Task brief: Identify each line holding the string "label" and copy it.

(Stored entries)

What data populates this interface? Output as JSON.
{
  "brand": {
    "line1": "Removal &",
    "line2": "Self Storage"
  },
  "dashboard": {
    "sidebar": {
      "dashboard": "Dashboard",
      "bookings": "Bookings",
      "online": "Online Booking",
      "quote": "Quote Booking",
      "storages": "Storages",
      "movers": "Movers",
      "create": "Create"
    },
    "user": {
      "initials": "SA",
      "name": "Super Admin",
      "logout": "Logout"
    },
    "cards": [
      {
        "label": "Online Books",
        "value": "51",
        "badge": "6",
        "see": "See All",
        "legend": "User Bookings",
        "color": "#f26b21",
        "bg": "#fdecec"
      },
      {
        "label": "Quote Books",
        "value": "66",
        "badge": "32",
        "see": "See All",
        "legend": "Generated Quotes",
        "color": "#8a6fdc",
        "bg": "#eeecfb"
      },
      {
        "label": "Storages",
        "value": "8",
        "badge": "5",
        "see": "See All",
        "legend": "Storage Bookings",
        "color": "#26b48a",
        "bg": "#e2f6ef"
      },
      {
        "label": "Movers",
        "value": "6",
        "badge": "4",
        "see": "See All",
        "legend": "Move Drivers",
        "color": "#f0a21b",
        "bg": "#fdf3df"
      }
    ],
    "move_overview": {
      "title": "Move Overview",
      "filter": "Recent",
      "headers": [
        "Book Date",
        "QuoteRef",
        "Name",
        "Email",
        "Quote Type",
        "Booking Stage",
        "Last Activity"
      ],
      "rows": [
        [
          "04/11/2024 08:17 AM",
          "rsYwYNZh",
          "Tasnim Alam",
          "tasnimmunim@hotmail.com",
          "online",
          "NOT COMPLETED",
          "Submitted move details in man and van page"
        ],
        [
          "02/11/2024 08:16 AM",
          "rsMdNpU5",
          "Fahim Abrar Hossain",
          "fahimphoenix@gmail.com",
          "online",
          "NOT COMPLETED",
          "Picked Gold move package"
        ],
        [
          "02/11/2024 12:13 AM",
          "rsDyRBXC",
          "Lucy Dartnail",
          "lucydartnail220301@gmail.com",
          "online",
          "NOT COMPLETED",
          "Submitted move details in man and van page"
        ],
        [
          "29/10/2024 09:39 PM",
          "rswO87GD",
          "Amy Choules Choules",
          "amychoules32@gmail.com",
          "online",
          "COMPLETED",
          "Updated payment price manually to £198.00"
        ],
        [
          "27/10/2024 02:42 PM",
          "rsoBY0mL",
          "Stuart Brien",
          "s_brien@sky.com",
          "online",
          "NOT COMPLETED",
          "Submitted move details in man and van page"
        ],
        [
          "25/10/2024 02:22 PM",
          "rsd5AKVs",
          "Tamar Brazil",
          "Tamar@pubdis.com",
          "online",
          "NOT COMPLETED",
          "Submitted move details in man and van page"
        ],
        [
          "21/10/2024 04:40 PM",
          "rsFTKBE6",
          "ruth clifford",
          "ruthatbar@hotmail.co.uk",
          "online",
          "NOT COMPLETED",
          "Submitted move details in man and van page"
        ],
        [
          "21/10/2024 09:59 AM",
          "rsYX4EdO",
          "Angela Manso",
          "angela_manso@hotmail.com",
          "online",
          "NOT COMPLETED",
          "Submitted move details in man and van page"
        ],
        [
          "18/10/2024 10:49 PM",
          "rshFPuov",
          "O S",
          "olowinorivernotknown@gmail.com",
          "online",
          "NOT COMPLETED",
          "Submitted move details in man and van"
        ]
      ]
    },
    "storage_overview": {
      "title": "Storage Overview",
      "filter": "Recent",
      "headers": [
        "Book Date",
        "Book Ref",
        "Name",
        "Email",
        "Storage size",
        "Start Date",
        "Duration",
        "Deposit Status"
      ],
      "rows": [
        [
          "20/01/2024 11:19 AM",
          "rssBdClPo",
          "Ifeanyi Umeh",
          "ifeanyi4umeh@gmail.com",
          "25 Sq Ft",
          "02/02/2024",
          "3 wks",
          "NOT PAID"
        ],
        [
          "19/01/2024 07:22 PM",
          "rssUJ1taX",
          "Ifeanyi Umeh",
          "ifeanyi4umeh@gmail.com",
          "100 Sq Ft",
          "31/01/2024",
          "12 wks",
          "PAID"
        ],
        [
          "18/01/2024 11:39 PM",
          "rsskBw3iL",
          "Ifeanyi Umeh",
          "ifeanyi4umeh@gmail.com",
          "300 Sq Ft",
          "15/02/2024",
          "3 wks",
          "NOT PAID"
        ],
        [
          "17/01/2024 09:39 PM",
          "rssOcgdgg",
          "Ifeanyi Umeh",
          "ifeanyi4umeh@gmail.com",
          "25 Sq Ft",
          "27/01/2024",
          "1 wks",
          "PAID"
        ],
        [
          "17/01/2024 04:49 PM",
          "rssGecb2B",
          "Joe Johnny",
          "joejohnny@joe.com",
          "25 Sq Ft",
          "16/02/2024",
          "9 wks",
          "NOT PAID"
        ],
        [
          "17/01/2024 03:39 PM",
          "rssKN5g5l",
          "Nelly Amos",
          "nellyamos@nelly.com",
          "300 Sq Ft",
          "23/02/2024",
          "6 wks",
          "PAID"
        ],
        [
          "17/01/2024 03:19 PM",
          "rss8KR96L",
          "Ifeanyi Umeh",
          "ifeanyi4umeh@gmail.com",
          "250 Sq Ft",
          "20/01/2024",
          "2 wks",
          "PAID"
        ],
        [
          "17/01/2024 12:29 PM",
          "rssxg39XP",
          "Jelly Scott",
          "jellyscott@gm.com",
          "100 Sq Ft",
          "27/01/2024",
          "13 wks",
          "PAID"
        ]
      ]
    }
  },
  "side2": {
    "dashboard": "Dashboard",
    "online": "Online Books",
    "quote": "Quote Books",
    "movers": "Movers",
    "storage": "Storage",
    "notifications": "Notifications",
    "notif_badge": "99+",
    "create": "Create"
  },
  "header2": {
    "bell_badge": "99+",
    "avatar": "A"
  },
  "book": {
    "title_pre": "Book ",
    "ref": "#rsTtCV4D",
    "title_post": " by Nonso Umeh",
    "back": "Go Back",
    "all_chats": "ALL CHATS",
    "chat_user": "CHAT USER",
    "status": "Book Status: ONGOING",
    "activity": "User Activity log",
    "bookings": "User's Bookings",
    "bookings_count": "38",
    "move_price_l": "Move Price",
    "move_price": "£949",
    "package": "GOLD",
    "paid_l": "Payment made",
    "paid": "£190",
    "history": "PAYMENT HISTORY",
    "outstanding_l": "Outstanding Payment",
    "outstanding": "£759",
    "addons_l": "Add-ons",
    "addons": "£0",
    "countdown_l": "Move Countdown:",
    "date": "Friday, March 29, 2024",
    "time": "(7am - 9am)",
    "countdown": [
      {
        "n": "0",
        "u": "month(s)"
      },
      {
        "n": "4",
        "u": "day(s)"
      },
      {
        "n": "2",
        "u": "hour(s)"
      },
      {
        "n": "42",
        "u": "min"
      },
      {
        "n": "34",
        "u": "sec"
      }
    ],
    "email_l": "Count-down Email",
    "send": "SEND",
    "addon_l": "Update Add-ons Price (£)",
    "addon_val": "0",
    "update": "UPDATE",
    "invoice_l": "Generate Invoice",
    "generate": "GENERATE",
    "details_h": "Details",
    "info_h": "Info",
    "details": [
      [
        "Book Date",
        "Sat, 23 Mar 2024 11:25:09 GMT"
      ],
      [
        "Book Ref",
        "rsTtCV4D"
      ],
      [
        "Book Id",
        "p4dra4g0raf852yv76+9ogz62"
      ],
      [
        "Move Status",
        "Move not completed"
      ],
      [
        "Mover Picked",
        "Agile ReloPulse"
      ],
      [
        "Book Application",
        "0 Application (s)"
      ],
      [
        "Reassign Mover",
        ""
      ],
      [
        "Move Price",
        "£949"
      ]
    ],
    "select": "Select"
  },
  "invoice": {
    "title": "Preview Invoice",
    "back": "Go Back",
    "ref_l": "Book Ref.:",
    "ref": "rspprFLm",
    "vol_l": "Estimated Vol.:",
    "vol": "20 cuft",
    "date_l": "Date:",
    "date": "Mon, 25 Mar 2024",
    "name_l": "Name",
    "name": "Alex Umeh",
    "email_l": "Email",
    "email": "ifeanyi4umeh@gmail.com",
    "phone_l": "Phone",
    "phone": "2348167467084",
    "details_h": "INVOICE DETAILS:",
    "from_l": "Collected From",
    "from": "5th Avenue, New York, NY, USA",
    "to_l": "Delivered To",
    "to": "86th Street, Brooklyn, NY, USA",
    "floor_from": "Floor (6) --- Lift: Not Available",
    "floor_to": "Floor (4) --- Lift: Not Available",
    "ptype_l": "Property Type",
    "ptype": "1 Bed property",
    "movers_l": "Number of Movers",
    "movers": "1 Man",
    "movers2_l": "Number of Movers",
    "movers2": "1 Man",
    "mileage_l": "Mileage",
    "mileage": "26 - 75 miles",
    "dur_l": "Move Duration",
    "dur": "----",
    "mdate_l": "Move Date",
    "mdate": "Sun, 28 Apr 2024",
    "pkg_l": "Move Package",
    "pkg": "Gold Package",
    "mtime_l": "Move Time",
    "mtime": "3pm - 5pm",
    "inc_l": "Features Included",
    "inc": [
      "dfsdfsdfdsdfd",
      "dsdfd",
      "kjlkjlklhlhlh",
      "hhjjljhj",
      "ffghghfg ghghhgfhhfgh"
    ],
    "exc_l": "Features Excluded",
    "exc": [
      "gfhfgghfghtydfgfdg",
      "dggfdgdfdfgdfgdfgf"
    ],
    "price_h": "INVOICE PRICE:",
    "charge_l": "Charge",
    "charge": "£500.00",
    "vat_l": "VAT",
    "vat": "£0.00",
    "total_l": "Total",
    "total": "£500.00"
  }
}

Solution:
        "label": "Online Books",
        "label": "Quote Books",
        "label": "Storages",
        "label": "Movers",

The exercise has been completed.